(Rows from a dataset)

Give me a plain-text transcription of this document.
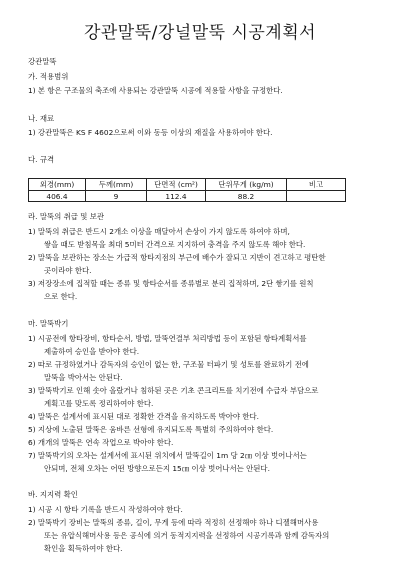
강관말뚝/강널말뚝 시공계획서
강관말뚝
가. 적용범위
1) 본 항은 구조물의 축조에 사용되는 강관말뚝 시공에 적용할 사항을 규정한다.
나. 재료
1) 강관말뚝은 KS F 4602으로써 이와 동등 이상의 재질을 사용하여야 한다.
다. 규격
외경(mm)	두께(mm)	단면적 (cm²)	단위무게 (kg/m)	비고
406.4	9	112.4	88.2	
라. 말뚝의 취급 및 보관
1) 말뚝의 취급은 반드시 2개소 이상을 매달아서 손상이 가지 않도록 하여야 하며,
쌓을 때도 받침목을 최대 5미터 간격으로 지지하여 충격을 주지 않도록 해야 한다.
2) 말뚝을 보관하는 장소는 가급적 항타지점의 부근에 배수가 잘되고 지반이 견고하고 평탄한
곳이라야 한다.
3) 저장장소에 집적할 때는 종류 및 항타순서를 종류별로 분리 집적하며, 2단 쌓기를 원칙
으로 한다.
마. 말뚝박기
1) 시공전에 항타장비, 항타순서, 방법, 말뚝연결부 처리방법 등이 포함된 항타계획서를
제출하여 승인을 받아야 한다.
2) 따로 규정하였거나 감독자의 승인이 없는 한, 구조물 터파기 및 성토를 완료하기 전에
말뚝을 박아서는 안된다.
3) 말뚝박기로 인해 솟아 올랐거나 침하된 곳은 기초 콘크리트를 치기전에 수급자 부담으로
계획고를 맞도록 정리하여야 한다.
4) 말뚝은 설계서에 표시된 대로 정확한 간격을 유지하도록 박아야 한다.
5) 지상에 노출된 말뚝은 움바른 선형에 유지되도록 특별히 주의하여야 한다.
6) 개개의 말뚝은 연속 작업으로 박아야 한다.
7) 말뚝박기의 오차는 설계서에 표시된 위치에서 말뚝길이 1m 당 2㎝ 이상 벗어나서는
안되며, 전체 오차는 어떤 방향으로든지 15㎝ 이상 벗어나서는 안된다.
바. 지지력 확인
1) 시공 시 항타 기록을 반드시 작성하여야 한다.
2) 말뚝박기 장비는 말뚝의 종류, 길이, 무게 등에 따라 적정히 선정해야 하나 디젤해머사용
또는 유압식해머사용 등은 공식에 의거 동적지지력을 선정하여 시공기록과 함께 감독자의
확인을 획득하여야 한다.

What is required:
Every entry above should be duplicated exactly. Do not include the images.

Solution for this exercise:
Give me a plain-text transcription of this document.
강관말뚝/강널말뚝 시공계획서
강관말뚝
가. 적용범위
1) 본 항은 구조물의 축조에 사용되는 강관말뚝 시공에 적용할 사항을 규정한다.
나. 재료
1) 강관말뚝은 KS F 4602으로써 이와 동등 이상의 재질을 사용하여야 한다.
다. 규격
외경(mm)	두께(mm)	단면적 (cm²)	단위무게 (kg/m)	비고
406.4	9	112.4	88.2	
라. 말뚝의 취급 및 보관
1) 말뚝의 취급은 반드시 2개소 이상을 매달아서 손상이 가지 않도록 하여야 하며,
쌓을 때도 받침목을 최대 5미터 간격으로 지지하여 충격을 주지 않도록 해야 한다.
2) 말뚝을 보관하는 장소는 가급적 항타지점의 부근에 배수가 잘되고 지반이 견고하고 평탄한
곳이라야 한다.
3) 저장장소에 집적할 때는 종류 및 항타순서를 종류별로 분리 집적하며, 2단 쌓기를 원칙
으로 한다.
마. 말뚝박기
1) 시공전에 항타장비, 항타순서, 방법, 말뚝연결부 처리방법 등이 포함된 항타계획서를
제출하여 승인을 받아야 한다.
2) 따로 규정하였거나 감독자의 승인이 없는 한, 구조물 터파기 및 성토를 완료하기 전에
말뚝을 박아서는 안된다.
3) 말뚝박기로 인해 솟아 올랐거나 침하된 곳은 기초 콘크리트를 치기전에 수급자 부담으로
계획고를 맞도록 정리하여야 한다.
4) 말뚝은 설계서에 표시된 대로 정확한 간격을 유지하도록 박아야 한다.
5) 지상에 노출된 말뚝은 움바른 선형에 유지되도록 특별히 주의하여야 한다.
6) 개개의 말뚝은 연속 작업으로 박아야 한다.
7) 말뚝박기의 오차는 설계서에 표시된 위치에서 말뚝길이 1m 당 2㎝ 이상 벗어나서는
안되며, 전체 오차는 어떤 방향으로든지 15㎝ 이상 벗어나서는 안된다.
바. 지지력 확인
1) 시공 시 항타 기록을 반드시 작성하여야 한다.
2) 말뚝박기 장비는 말뚝의 종류, 길이, 무게 등에 따라 적정히 선정해야 하나 디젤해머사용
또는 유압식해머사용 등은 공식에 의거 동적지지력을 선정하여 시공기록과 함께 감독자의
확인을 획득하여야 한다.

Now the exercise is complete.